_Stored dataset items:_
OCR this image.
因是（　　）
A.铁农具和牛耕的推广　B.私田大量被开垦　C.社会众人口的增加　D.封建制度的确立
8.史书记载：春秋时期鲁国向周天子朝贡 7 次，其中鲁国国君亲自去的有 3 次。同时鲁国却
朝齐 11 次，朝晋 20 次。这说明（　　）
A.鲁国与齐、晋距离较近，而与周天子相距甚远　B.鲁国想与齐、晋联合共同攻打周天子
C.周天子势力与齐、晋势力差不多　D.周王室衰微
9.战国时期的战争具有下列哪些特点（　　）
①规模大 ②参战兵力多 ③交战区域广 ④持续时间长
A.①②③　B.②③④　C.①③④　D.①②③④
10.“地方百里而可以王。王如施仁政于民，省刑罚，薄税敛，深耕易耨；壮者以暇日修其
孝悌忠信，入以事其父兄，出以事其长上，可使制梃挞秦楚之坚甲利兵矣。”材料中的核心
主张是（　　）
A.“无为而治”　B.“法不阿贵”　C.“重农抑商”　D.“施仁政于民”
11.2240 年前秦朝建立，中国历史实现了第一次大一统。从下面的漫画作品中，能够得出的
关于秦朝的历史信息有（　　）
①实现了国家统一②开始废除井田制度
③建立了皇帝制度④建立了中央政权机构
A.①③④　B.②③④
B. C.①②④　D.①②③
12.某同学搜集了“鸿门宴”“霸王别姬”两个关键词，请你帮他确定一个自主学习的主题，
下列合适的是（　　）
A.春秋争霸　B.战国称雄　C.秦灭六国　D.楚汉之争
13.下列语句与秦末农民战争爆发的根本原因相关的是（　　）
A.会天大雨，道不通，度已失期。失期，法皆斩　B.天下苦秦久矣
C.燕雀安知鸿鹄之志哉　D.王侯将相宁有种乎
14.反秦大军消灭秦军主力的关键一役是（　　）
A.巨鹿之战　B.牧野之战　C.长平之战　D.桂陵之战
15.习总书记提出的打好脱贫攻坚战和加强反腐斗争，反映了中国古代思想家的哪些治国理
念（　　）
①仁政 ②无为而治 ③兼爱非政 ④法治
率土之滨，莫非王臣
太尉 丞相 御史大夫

_Set exercise:_
Repeat every record, exactly as written.

_Task response:_
OCR this image.
因是（　　）
A.铁农具和牛耕的推广　B.私田大量被开垦　C.社会众人口的增加　D.封建制度的确立
8.史书记载：春秋时期鲁国向周天子朝贡 7 次，其中鲁国国君亲自去的有 3 次。同时鲁国却
朝齐 11 次，朝晋 20 次。这说明（　　）
A.鲁国与齐、晋距离较近，而与周天子相距甚远　B.鲁国想与齐、晋联合共同攻打周天子
C.周天子势力与齐、晋势力差不多　D.周王室衰微
9.战国时期的战争具有下列哪些特点（　　）
①规模大 ②参战兵力多 ③交战区域广 ④持续时间长
A.①②③　B.②③④　C.①③④　D.①②③④
10.“地方百里而可以王。王如施仁政于民，省刑罚，薄税敛，深耕易耨；壮者以暇日修其
孝悌忠信，入以事其父兄，出以事其长上，可使制梃挞秦楚之坚甲利兵矣。”材料中的核心
主张是（　　）
A.“无为而治”　B.“法不阿贵”　C.“重农抑商”　D.“施仁政于民”
11.2240 年前秦朝建立，中国历史实现了第一次大一统。从下面的漫画作品中，能够得出的
关于秦朝的历史信息有（　　）
①实现了国家统一②开始废除井田制度
③建立了皇帝制度④建立了中央政权机构
A.①③④　B.②③④
B. C.①②④　D.①②③
12.某同学搜集了“鸿门宴”“霸王别姬”两个关键词，请你帮他确定一个自主学习的主题，
下列合适的是（　　）
A.春秋争霸　B.战国称雄　C.秦灭六国　D.楚汉之争
13.下列语句与秦末农民战争爆发的根本原因相关的是（　　）
A.会天大雨，道不通，度已失期。失期，法皆斩　B.天下苦秦久矣
C.燕雀安知鸿鹄之志哉　D.王侯将相宁有种乎
14.反秦大军消灭秦军主力的关键一役是（　　）
A.巨鹿之战　B.牧野之战　C.长平之战　D.桂陵之战
15.习总书记提出的打好脱贫攻坚战和加强反腐斗争，反映了中国古代思想家的哪些治国理
念（　　）
①仁政 ②无为而治 ③兼爱非政 ④法治
率土之滨，莫非王臣
太尉 丞相 御史大夫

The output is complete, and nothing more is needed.